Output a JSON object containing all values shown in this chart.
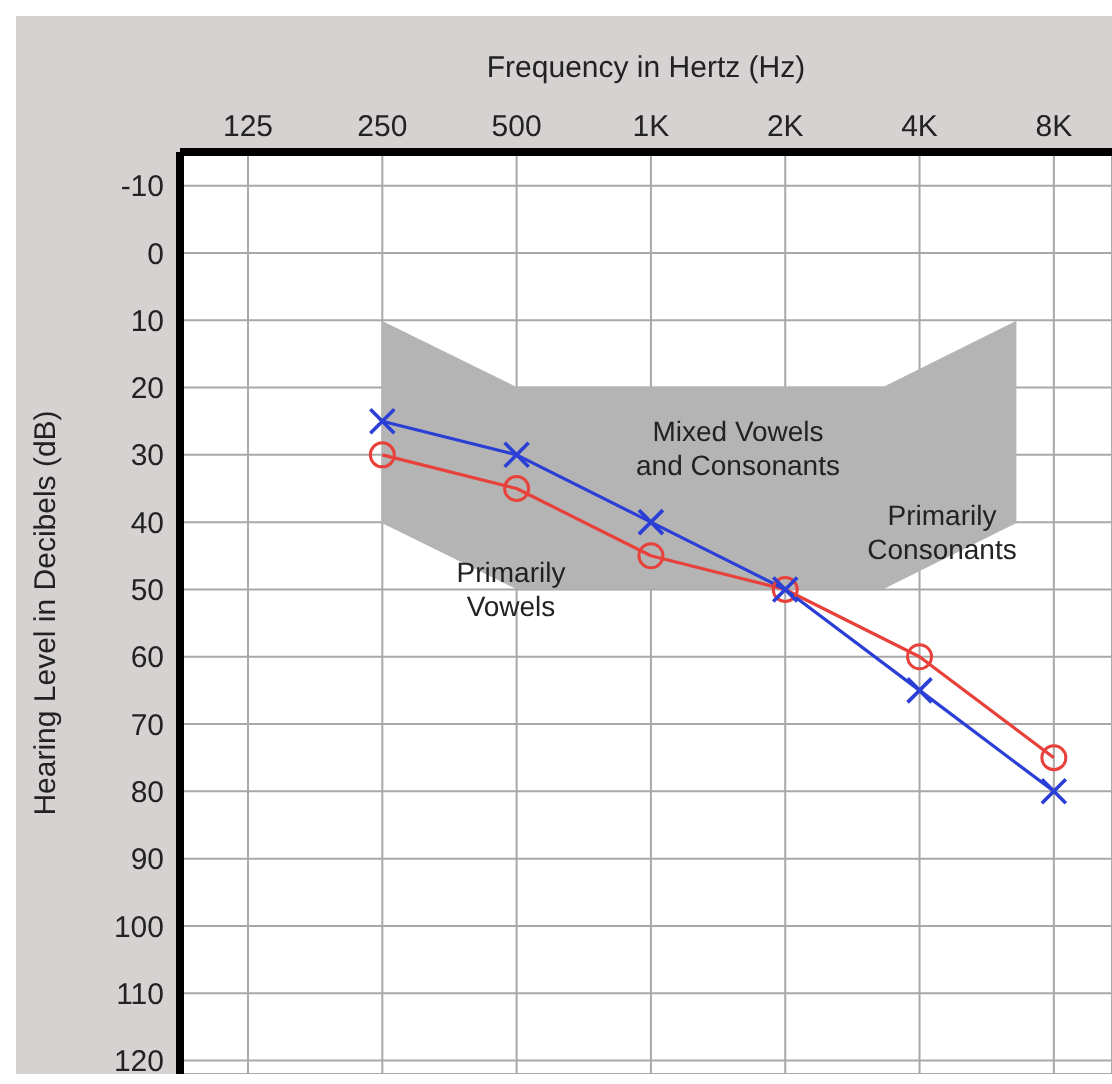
{
  "chart_data": {
    "type": "line",
    "xlabel": "Frequency in Hertz (Hz)",
    "ylabel": "Hearing Level in Decibels (dB)",
    "log": "x",
    "xlim": [
      88,
      10800
    ],
    "xticks": [
      125,
      250,
      500,
      {
        "value": 1000,
        "label": "1K"
      },
      {
        "value": 2000,
        "label": "2K"
      },
      {
        "value": 4000,
        "label": "4K"
      },
      {
        "value": 8000,
        "label": "8K"
      }
    ],
    "ylim": [
      122,
      -15
    ],
    "yticks": [
      -10,
      0,
      10,
      20,
      30,
      40,
      50,
      60,
      70,
      80,
      90,
      100,
      110,
      120
    ],
    "grid": true,
    "line_style": "solid",
    "series": [
      {
        "color": "#e8403a",
        "marker": "circle",
        "x": [
          250,
          500,
          1000,
          2000,
          4000,
          8000
        ],
        "values": [
          30,
          35,
          45,
          50,
          60,
          75
        ]
      },
      {
        "color": "#2b3fd6",
        "marker": "cross",
        "x": [
          250,
          500,
          1000,
          2000,
          4000,
          8000
        ],
        "values": [
          25,
          30,
          40,
          50,
          65,
          80
        ]
      }
    ],
    "annotations": [
      "Mixed Vowels\nand Consonants",
      "Primarily\nConsonants",
      "Primarily\nVowels"
    ]
  }
}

Task directions: Leave out the pictures and print each record exactly as it stands.

Written answer:
Output a JSON object containing all values shown in this chart.
{
  "chart_data": {
    "type": "line",
    "xlabel": "Frequency in Hertz (Hz)",
    "ylabel": "Hearing Level in Decibels (dB)",
    "log": "x",
    "xlim": [
      88,
      10800
    ],
    "xticks": [
      125,
      250,
      500,
      {
        "value": 1000,
        "label": "1K"
      },
      {
        "value": 2000,
        "label": "2K"
      },
      {
        "value": 4000,
        "label": "4K"
      },
      {
        "value": 8000,
        "label": "8K"
      }
    ],
    "ylim": [
      122,
      -15
    ],
    "yticks": [
      -10,
      0,
      10,
      20,
      30,
      40,
      50,
      60,
      70,
      80,
      90,
      100,
      110,
      120
    ],
    "grid": true,
    "line_style": "solid",
    "series": [
      {
        "color": "#e8403a",
        "marker": "circle",
        "x": [
          250,
          500,
          1000,
          2000,
          4000,
          8000
        ],
        "values": [
          30,
          35,
          45,
          50,
          60,
          75
        ]
      },
      {
        "color": "#2b3fd6",
        "marker": "cross",
        "x": [
          250,
          500,
          1000,
          2000,
          4000,
          8000
        ],
        "values": [
          25,
          30,
          40,
          50,
          65,
          80
        ]
      }
    ],
    "annotations": [
      "Mixed Vowels\nand Consonants",
      "Primarily\nConsonants",
      "Primarily\nVowels"
    ]
  }
}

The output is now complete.